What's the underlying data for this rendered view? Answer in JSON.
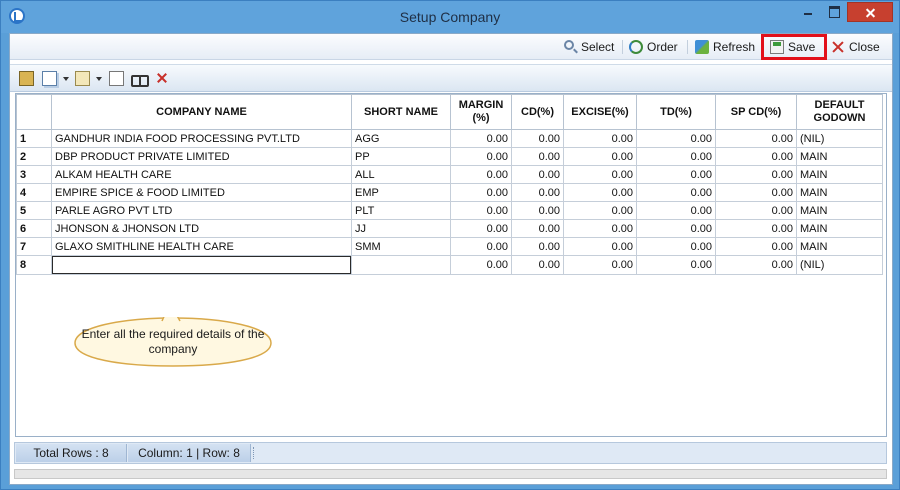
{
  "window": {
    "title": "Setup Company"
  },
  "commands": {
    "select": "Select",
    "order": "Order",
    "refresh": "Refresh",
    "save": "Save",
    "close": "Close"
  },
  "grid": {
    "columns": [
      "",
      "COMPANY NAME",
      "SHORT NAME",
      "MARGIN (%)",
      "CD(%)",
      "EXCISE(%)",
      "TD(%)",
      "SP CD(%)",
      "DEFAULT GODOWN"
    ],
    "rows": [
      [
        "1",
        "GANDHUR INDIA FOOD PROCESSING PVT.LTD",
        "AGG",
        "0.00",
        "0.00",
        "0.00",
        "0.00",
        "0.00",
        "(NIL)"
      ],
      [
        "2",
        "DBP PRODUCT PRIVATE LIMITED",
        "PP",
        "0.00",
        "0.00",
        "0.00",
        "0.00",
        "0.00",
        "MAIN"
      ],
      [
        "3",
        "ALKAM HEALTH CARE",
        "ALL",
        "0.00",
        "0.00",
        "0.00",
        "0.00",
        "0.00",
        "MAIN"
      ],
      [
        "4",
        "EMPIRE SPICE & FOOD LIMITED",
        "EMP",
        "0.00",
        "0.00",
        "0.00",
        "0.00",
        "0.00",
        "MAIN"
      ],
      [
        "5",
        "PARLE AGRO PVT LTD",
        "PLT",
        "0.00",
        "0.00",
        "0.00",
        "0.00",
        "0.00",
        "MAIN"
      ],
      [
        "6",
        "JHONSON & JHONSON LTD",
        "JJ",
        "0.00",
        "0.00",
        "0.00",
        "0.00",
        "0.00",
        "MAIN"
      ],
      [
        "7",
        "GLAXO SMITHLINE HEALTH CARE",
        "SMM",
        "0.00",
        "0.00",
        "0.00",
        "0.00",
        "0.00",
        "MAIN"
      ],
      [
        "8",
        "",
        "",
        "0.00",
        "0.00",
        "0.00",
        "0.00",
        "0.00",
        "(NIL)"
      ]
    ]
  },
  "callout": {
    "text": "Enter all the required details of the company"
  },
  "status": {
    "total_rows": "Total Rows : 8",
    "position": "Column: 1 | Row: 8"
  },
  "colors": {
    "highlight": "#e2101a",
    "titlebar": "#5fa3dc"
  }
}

* * *

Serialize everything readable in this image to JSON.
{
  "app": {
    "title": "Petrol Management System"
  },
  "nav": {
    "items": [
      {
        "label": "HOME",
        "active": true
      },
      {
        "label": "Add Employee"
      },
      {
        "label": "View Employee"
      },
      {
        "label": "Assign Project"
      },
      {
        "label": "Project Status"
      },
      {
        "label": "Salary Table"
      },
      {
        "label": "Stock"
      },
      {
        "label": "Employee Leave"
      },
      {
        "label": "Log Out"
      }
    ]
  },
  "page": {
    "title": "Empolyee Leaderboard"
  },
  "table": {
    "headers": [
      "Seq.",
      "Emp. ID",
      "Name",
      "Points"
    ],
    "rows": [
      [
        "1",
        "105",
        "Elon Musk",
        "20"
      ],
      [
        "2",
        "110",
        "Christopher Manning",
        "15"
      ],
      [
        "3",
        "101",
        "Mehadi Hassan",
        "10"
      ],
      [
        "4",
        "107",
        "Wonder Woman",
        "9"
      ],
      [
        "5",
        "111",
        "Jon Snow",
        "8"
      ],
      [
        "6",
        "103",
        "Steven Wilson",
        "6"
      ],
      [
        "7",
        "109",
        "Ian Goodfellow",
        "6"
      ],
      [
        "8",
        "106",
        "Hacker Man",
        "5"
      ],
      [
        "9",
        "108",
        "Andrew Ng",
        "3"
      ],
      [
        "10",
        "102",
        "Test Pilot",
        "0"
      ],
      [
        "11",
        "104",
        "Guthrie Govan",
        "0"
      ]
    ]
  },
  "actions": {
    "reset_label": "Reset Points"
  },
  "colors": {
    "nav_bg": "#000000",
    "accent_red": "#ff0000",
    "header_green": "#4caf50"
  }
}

• [WORK TO BE COMPLETED] Check each line of the data above for the string "JSON" and report only how many lines have it.

• [RESPONSE] 2